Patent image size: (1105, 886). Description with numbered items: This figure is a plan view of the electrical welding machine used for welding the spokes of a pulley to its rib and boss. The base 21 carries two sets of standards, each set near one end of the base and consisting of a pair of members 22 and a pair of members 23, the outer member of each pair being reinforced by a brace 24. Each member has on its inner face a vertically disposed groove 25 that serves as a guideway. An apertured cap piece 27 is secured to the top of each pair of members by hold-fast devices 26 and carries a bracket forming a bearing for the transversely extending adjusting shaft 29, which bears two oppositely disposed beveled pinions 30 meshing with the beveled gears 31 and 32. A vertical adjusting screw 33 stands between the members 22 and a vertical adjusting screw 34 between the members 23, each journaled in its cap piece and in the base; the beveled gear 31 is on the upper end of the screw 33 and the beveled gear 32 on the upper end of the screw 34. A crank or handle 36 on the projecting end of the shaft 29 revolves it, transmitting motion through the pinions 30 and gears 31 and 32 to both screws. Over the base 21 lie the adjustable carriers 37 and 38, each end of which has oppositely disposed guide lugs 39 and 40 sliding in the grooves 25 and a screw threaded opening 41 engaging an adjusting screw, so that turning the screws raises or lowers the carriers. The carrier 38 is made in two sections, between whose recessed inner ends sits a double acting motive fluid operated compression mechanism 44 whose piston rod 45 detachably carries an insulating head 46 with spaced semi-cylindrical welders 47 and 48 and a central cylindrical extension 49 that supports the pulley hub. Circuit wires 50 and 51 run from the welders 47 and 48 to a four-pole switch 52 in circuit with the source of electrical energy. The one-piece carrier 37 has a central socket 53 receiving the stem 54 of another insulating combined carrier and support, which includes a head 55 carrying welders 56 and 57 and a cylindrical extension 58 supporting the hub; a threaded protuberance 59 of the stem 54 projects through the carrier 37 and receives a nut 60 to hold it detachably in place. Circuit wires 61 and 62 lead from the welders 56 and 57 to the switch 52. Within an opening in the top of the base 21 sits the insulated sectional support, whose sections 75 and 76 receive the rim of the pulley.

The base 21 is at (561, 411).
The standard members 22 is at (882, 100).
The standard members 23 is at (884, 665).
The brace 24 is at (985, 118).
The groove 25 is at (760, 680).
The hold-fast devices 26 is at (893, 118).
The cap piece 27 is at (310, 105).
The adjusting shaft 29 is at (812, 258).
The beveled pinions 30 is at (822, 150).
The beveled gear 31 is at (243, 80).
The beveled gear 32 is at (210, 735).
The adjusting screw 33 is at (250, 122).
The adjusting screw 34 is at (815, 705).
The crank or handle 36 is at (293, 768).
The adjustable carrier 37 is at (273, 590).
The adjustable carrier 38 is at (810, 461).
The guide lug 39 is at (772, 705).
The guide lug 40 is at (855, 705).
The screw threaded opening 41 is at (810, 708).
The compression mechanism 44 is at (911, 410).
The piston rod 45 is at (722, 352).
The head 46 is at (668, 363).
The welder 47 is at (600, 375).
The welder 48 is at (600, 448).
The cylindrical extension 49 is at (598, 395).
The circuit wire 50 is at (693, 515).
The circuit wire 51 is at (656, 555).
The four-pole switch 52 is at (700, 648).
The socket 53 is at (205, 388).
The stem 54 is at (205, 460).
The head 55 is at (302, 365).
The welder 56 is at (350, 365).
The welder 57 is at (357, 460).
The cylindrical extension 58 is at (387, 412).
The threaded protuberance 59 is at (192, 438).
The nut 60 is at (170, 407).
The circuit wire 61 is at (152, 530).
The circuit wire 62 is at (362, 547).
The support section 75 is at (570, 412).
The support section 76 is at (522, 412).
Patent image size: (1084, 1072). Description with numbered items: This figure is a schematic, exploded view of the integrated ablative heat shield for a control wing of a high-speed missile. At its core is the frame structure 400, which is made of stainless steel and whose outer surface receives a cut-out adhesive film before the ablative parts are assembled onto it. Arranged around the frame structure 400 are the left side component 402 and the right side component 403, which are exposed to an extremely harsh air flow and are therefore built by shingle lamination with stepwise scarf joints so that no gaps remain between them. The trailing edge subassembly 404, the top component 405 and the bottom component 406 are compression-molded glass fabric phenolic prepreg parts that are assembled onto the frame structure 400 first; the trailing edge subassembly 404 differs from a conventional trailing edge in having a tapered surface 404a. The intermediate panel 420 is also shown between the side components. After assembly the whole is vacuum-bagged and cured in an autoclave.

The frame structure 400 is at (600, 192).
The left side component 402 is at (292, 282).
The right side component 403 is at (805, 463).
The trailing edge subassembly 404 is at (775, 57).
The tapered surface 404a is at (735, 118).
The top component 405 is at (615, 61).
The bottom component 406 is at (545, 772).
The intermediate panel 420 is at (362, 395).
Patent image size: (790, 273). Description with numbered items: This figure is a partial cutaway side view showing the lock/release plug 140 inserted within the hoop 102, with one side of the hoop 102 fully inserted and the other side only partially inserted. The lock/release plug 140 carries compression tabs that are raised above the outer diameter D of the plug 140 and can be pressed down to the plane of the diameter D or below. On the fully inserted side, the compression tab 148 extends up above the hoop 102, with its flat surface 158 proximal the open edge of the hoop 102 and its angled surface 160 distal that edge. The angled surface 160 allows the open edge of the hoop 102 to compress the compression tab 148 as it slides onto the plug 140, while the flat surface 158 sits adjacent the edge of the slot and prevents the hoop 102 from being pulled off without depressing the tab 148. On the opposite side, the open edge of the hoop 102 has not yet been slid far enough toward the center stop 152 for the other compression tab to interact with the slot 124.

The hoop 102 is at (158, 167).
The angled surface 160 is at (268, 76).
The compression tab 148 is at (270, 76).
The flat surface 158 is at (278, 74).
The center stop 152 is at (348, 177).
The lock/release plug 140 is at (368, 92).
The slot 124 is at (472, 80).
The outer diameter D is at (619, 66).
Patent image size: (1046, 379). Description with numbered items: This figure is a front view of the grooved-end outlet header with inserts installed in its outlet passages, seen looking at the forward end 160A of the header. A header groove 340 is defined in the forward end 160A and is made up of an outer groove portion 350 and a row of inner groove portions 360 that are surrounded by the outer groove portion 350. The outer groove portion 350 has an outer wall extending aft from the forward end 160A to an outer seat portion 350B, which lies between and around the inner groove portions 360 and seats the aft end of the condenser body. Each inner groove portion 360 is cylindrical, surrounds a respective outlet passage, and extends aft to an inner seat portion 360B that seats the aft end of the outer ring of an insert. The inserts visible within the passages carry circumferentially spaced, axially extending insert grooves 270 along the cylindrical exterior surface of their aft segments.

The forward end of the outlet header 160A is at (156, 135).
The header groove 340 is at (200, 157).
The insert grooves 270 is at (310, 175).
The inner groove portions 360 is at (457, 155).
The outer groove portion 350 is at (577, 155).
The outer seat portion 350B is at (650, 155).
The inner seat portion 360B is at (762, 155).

============

■ **GOAL**
Copy out all the rows above again, swapping "Patent image size" for "Sheet dimensions" everywhere it occurs and leaving everything else unchanged.

■ **SOLUTION FOR THIS TASK**
Sheet dimensions: (1105, 886). Description with numbered items: This figure is a plan view of the electrical welding machine used for welding the spokes of a pulley to its rib and boss. The base 21 carries two sets of standards, each set near one end of the base and consisting of a pair of members 22 and a pair of members 23, the outer member of each pair being reinforced by a brace 24. Each member has on its inner face a vertically disposed groove 25 that serves as a guideway. An apertured cap piece 27 is secured to the top of each pair of members by hold-fast devices 26 and carries a bracket forming a bearing for the transversely extending adjusting shaft 29, which bears two oppositely disposed beveled pinions 30 meshing with the beveled gears 31 and 32. A vertical adjusting screw 33 stands between the members 22 and a vertical adjusting screw 34 between the members 23, each journaled in its cap piece and in the base; the beveled gear 31 is on the upper end of the screw 33 and the beveled gear 32 on the upper end of the screw 34. A crank or handle 36 on the projecting end of the shaft 29 revolves it, transmitting motion through the pinions 30 and gears 31 and 32 to both screws. Over the base 21 lie the adjustable carriers 37 and 38, each end of which has oppositely disposed guide lugs 39 and 40 sliding in the grooves 25 and a screw threaded opening 41 engaging an adjusting screw, so that turning the screws raises or lowers the carriers. The carrier 38 is made in two sections, between whose recessed inner ends sits a double acting motive fluid operated compression mechanism 44 whose piston rod 45 detachably carries an insulating head 46 with spaced semi-cylindrical welders 47 and 48 and a central cylindrical extension 49 that supports the pulley hub. Circuit wires 50 and 51 run from the welders 47 and 48 to a four-pole switch 52 in circuit with the source of electrical energy. The one-piece carrier 37 has a central socket 53 receiving the stem 54 of another insulating combined carrier and support, which includes a head 55 carrying welders 56 and 57 and a cylindrical extension 58 supporting the hub; a threaded protuberance 59 of the stem 54 projects through the carrier 37 and receives a nut 60 to hold it detachably in place. Circuit wires 61 and 62 lead from the welders 56 and 57 to the switch 52. Within an opening in the top of the base 21 sits the insulated sectional support, whose sections 75 and 76 receive the rim of the pulley.

The base 21 is at (561, 411).
The standard members 22 is at (882, 100).
The standard members 23 is at (884, 665).
The brace 24 is at (985, 118).
The groove 25 is at (760, 680).
The hold-fast devices 26 is at (893, 118).
The cap piece 27 is at (310, 105).
The adjusting shaft 29 is at (812, 258).
The beveled pinions 30 is at (822, 150).
The beveled gear 31 is at (243, 80).
The beveled gear 32 is at (210, 735).
The adjusting screw 33 is at (250, 122).
The adjusting screw 34 is at (815, 705).
The crank or handle 36 is at (293, 768).
The adjustable carrier 37 is at (273, 590).
The adjustable carrier 38 is at (810, 461).
The guide lug 39 is at (772, 705).
The guide lug 40 is at (855, 705).
The screw threaded opening 41 is at (810, 708).
The compression mechanism 44 is at (911, 410).
The piston rod 45 is at (722, 352).
The head 46 is at (668, 363).
The welder 47 is at (600, 375).
The welder 48 is at (600, 448).
The cylindrical extension 49 is at (598, 395).
The circuit wire 50 is at (693, 515).
The circuit wire 51 is at (656, 555).
The four-pole switch 52 is at (700, 648).
The socket 53 is at (205, 388).
The stem 54 is at (205, 460).
The head 55 is at (302, 365).
The welder 56 is at (350, 365).
The welder 57 is at (357, 460).
The cylindrical extension 58 is at (387, 412).
The threaded protuberance 59 is at (192, 438).
The nut 60 is at (170, 407).
The circuit wire 61 is at (152, 530).
The circuit wire 62 is at (362, 547).
The support section 75 is at (570, 412).
The support section 76 is at (522, 412).
Sheet dimensions: (1084, 1072). Description with numbered items: This figure is a schematic, exploded view of the integrated ablative heat shield for a control wing of a high-speed missile. At its core is the frame structure 400, which is made of stainless steel and whose outer surface receives a cut-out adhesive film before the ablative parts are assembled onto it. Arranged around the frame structure 400 are the left side component 402 and the right side component 403, which are exposed to an extremely harsh air flow and are therefore built by shingle lamination with stepwise scarf joints so that no gaps remain between them. The trailing edge subassembly 404, the top component 405 and the bottom component 406 are compression-molded glass fabric phenolic prepreg parts that are assembled onto the frame structure 400 first; the trailing edge subassembly 404 differs from a conventional trailing edge in having a tapered surface 404a. The intermediate panel 420 is also shown between the side components. After assembly the whole is vacuum-bagged and cured in an autoclave.

The frame structure 400 is at (600, 192).
The left side component 402 is at (292, 282).
The right side component 403 is at (805, 463).
The trailing edge subassembly 404 is at (775, 57).
The tapered surface 404a is at (735, 118).
The top component 405 is at (615, 61).
The bottom component 406 is at (545, 772).
The intermediate panel 420 is at (362, 395).
Sheet dimensions: (790, 273). Description with numbered items: This figure is a partial cutaway side view showing the lock/release plug 140 inserted within the hoop 102, with one side of the hoop 102 fully inserted and the other side only partially inserted. The lock/release plug 140 carries compression tabs that are raised above the outer diameter D of the plug 140 and can be pressed down to the plane of the diameter D or below. On the fully inserted side, the compression tab 148 extends up above the hoop 102, with its flat surface 158 proximal the open edge of the hoop 102 and its angled surface 160 distal that edge. The angled surface 160 allows the open edge of the hoop 102 to compress the compression tab 148 as it slides onto the plug 140, while the flat surface 158 sits adjacent the edge of the slot and prevents the hoop 102 from being pulled off without depressing the tab 148. On the opposite side, the open edge of the hoop 102 has not yet been slid far enough toward the center stop 152 for the other compression tab to interact with the slot 124.

The hoop 102 is at (158, 167).
The angled surface 160 is at (268, 76).
The compression tab 148 is at (270, 76).
The flat surface 158 is at (278, 74).
The center stop 152 is at (348, 177).
The lock/release plug 140 is at (368, 92).
The slot 124 is at (472, 80).
The outer diameter D is at (619, 66).
Sheet dimensions: (1046, 379). Description with numbered items: This figure is a front view of the grooved-end outlet header with inserts installed in its outlet passages, seen looking at the forward end 160A of the header. A header groove 340 is defined in the forward end 160A and is made up of an outer groove portion 350 and a row of inner groove portions 360 that are surrounded by the outer groove portion 350. The outer groove portion 350 has an outer wall extending aft from the forward end 160A to an outer seat portion 350B, which lies between and around the inner groove portions 360 and seats the aft end of the condenser body. Each inner groove portion 360 is cylindrical, surrounds a respective outlet passage, and extends aft to an inner seat portion 360B that seats the aft end of the outer ring of an insert. The inserts visible within the passages carry circumferentially spaced, axially extending insert grooves 270 along the cylindrical exterior surface of their aft segments.

The forward end of the outlet header 160A is at (156, 135).
The header groove 340 is at (200, 157).
The insert grooves 270 is at (310, 175).
The inner groove portions 360 is at (457, 155).
The outer groove portion 350 is at (577, 155).
The outer seat portion 350B is at (650, 155).
The inner seat portion 360B is at (762, 155).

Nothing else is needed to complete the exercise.